* Problem statement
Copy the lines holding the word "aime", all of them.

━━━━━ Listed records ━━━━━

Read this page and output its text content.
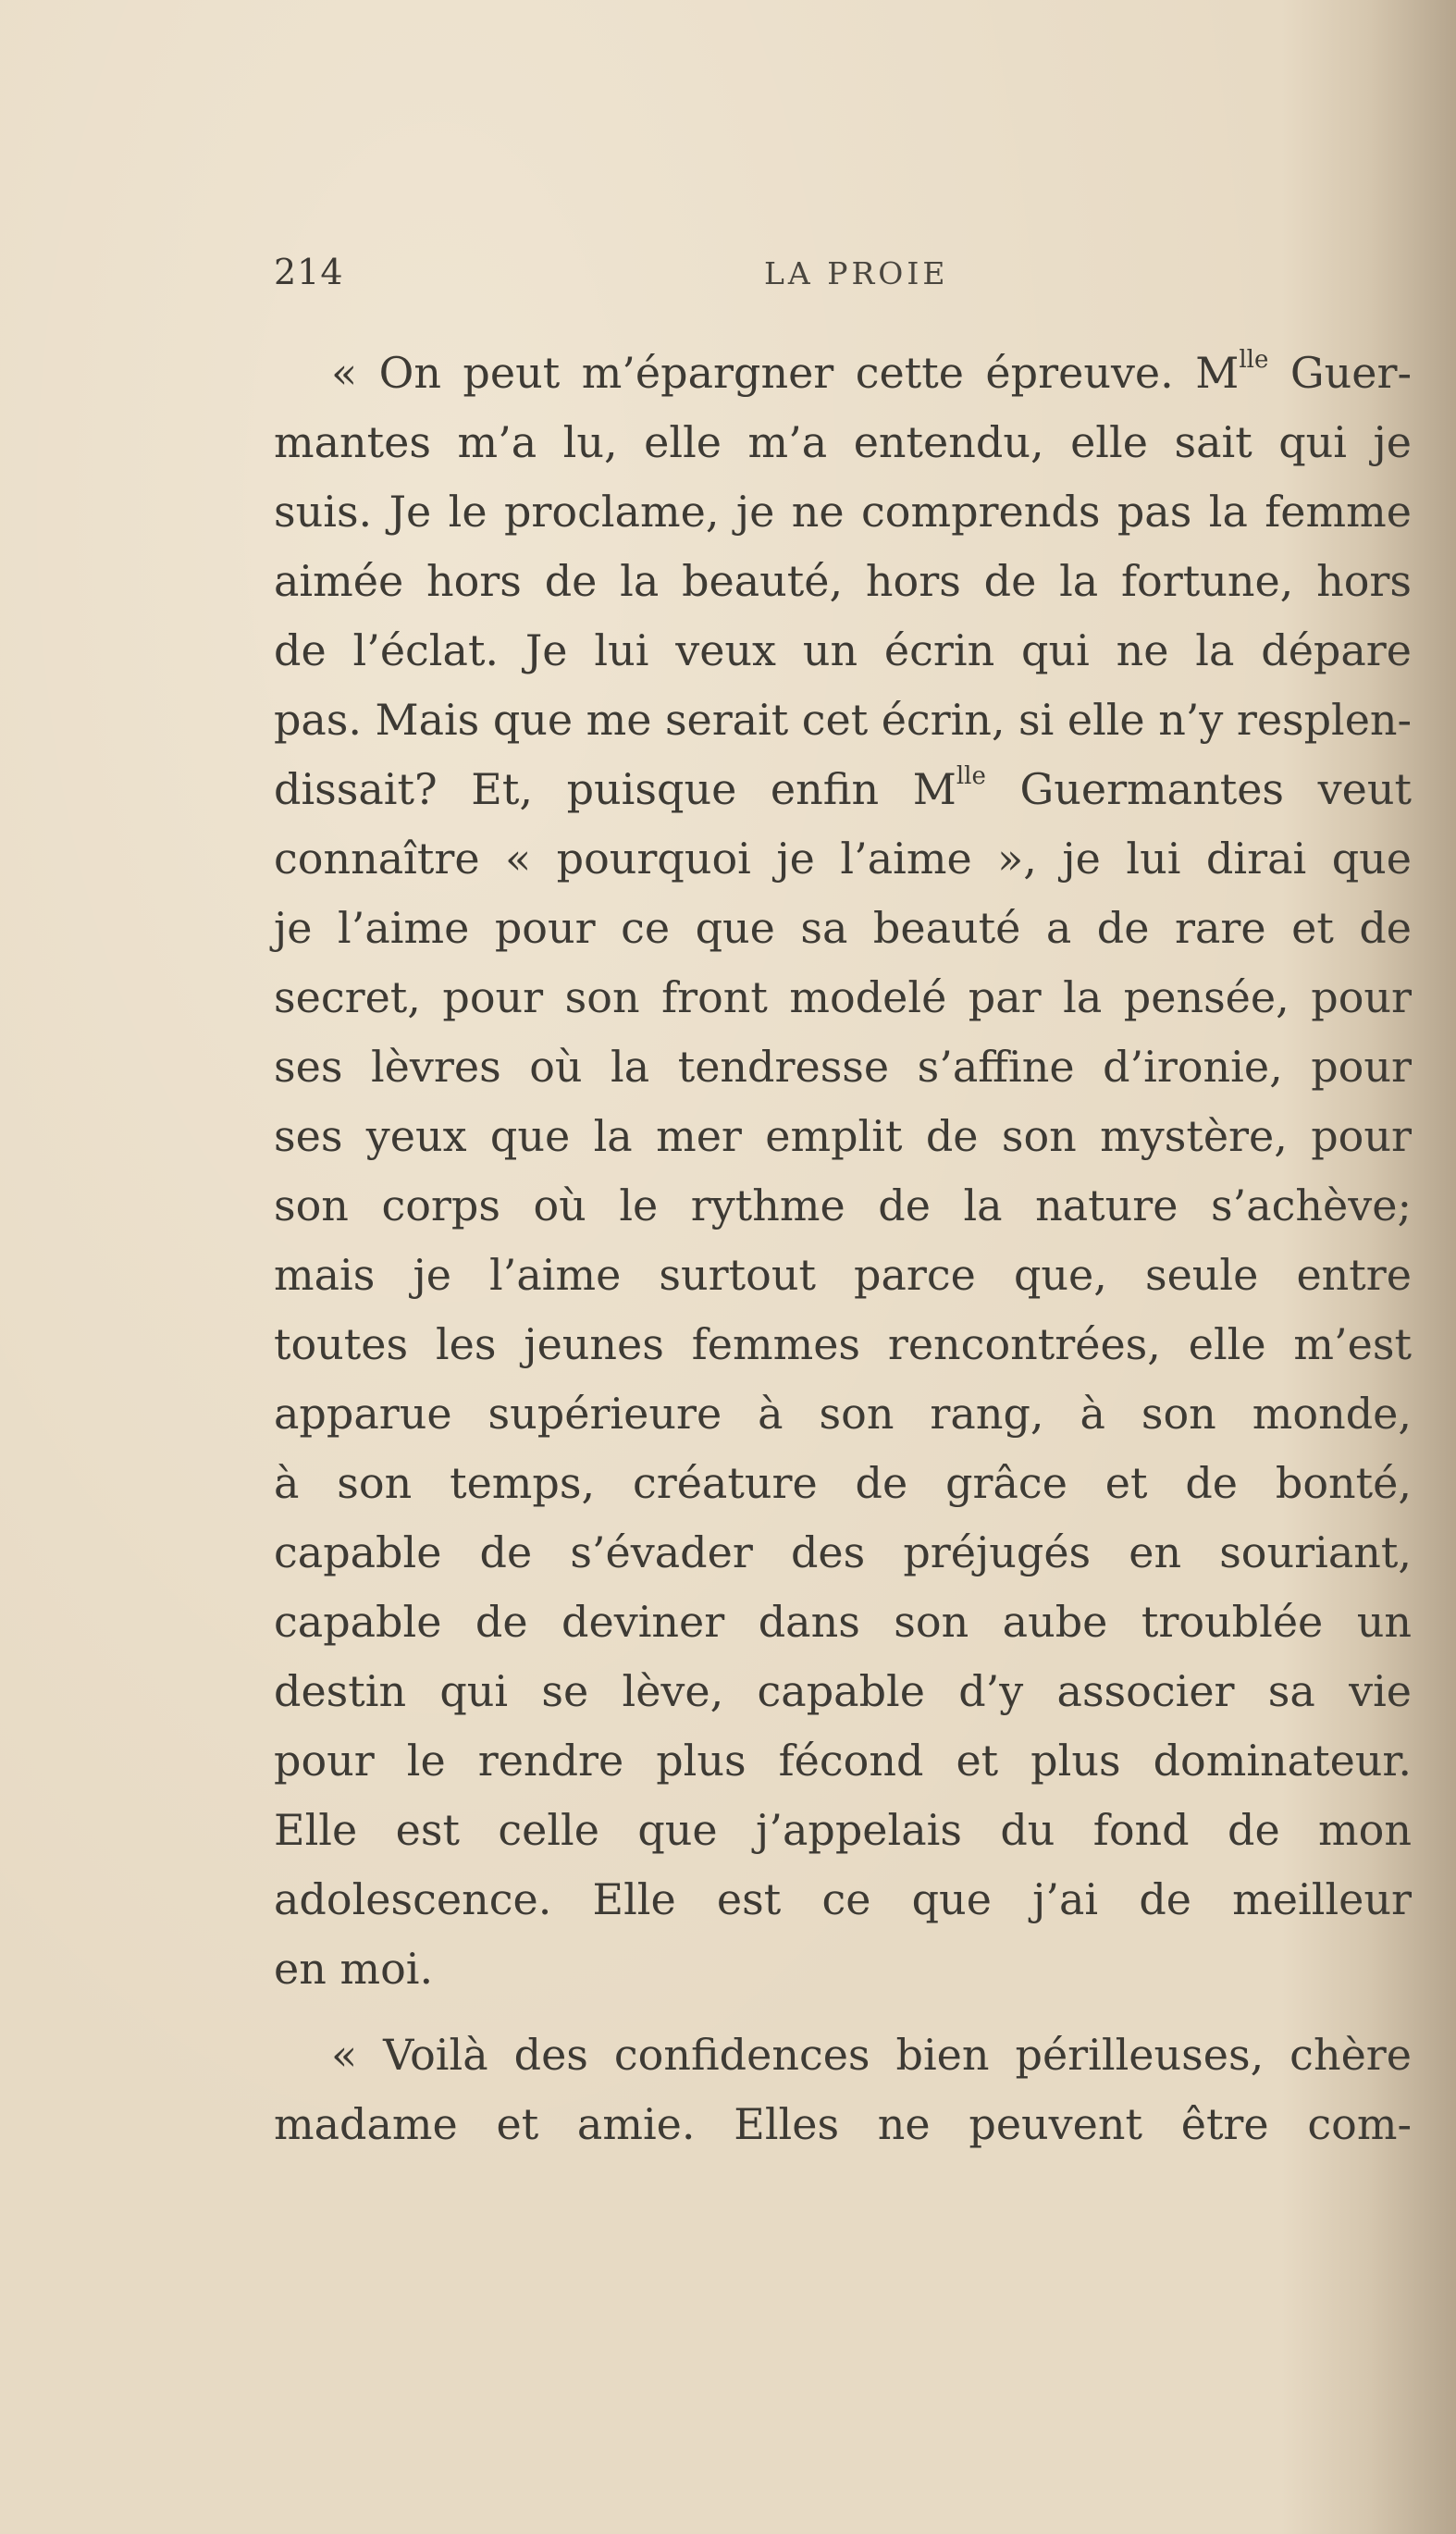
214	LA PROIE
« On peut m’épargner cette épreuve. $M^{lle}$ Guer-
mantes m’a lu, elle m’a entendu, elle sait qui je
suis. Je le proclame, je ne comprends pas la femme
aimée hors de la beauté, hors de la fortune, hors
de l’éclat. Je lui veux un écrin qui ne la dépare
pas. Mais que me serait cet écrin, si elle n’y resplen-
dissait? Et, puisque enfin $M^{lle}$ Guermantes veut
connaître « pourquoi je l’aime », je lui dirai que
je l’aime pour ce que sa beauté a de rare et de
secret, pour son front modelé par la pensée, pour
ses lèvres où la tendresse s’affine d’ironie, pour
ses yeux que la mer emplit de son mystère, pour
son corps où le rythme de la nature s’achève;
mais je l’aime surtout parce que, seule entre
toutes les jeunes femmes rencontrées, elle m’est
apparue supérieure à son rang, à son monde,
à son temps, créature de grâce et de bonté,
capable de s’évader des préjugés en souriant,
capable de deviner dans son aube troublée un
destin qui se lève, capable d’y associer sa vie
pour le rendre plus fécond et plus dominateur.
Elle est celle que j’appelais du fond de mon
adolescence. Elle est ce que j’ai de meilleur
en moi.
« Voilà des confidences bien périlleuses, chère
madame et amie. Elles ne peuvent être com-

━━━━━

* Result for this exercise
connaître « pourquoi je l’aime », je lui dirai que
je l’aime pour ce que sa beauté a de rare et de
mais je l’aime surtout parce que, seule entre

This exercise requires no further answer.